• **WHAT THE TASK REQUIRES**:
List each line of the data in which the string "Baining" appears.
BEGIN LISTING
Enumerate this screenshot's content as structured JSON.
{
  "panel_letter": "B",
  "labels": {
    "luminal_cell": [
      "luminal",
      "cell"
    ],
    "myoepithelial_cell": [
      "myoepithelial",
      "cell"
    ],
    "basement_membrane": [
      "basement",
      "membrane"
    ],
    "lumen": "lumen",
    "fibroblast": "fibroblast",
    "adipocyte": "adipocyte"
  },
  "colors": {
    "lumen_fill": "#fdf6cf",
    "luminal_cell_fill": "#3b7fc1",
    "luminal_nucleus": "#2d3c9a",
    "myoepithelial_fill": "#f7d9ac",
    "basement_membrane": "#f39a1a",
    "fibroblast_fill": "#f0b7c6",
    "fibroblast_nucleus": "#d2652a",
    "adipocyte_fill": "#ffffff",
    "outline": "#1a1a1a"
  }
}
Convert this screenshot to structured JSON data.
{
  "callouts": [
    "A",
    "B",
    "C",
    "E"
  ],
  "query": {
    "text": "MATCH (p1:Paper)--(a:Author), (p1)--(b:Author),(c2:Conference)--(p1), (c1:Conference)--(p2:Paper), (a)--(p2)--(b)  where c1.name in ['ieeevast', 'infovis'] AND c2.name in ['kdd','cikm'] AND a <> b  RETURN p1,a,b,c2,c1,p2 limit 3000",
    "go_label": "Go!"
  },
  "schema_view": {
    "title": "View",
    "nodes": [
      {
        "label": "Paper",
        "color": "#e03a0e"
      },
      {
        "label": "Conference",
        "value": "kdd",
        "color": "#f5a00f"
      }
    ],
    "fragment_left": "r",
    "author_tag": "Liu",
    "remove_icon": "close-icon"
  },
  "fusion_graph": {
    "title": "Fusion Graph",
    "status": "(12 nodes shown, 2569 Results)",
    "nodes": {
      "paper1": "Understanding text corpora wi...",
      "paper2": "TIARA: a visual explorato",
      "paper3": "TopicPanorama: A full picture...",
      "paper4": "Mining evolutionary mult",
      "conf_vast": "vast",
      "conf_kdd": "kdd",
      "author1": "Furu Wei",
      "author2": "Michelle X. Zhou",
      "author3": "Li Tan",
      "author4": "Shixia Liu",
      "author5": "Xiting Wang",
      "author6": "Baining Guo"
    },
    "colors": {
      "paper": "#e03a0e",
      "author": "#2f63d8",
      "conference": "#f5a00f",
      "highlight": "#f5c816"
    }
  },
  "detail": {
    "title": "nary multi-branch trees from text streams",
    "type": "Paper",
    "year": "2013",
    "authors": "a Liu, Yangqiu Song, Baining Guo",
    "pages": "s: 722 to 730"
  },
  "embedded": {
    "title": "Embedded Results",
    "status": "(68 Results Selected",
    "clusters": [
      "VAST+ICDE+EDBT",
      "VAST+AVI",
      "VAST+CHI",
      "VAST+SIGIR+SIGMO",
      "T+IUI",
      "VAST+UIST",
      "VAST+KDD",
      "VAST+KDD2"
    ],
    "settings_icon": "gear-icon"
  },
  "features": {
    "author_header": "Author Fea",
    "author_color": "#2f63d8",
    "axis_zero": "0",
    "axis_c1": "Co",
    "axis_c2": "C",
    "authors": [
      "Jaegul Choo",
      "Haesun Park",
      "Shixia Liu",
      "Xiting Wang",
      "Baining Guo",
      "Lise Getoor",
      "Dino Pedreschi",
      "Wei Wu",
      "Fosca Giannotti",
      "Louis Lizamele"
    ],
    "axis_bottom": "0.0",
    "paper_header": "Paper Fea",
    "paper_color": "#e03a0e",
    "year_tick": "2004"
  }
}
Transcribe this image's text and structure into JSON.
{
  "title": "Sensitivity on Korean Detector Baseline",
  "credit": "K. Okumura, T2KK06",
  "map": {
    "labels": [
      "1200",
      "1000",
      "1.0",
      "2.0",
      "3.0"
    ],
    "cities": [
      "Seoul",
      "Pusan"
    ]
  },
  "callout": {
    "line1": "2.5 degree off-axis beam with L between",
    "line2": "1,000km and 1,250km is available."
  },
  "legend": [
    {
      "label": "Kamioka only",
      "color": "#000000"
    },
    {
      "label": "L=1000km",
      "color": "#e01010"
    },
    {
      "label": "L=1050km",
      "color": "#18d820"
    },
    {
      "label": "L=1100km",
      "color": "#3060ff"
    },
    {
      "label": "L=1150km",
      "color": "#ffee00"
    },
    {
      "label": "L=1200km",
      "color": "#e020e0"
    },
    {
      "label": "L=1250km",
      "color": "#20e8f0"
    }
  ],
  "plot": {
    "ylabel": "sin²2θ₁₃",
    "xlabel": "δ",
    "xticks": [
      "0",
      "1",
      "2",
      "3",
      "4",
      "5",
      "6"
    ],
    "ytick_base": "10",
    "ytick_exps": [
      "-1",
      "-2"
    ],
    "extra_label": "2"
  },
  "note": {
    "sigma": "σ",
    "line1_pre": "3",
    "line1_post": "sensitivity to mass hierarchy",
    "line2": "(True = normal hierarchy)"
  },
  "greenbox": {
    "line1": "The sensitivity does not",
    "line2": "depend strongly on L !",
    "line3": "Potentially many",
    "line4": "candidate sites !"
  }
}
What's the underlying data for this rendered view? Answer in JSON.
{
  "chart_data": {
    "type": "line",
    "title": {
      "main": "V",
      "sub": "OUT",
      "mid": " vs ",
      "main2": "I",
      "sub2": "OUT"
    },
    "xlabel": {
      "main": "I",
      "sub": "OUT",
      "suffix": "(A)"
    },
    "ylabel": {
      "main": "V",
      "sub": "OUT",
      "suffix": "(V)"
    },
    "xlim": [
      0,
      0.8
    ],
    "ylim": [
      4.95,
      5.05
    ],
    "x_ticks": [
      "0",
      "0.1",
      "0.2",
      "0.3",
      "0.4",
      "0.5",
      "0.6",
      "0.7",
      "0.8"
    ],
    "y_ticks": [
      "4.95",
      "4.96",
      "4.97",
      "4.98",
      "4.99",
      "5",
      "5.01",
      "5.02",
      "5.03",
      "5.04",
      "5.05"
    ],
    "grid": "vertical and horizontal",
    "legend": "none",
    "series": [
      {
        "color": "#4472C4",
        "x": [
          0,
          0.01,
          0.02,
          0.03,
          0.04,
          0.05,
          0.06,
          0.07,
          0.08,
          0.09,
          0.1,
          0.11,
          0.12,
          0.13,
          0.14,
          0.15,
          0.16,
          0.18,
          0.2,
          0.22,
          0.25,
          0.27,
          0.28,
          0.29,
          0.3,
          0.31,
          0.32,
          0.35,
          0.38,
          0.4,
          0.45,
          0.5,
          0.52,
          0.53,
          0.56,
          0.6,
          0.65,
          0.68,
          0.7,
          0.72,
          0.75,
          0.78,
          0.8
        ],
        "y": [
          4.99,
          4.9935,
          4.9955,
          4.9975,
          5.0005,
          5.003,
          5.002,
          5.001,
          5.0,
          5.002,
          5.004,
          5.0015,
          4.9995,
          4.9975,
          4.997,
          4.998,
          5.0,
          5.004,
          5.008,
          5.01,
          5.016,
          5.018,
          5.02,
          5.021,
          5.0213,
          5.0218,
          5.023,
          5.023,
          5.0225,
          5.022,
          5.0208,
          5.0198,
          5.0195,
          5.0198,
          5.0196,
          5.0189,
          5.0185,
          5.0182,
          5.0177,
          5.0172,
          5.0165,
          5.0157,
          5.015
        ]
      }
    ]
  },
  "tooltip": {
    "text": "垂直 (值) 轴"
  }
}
END LISTING
• **FULL SOLUTION**:
      "author6": "Baining Guo"
    "authors": "a Liu, Yangqiu Song, Baining Guo",
      "Baining Guo",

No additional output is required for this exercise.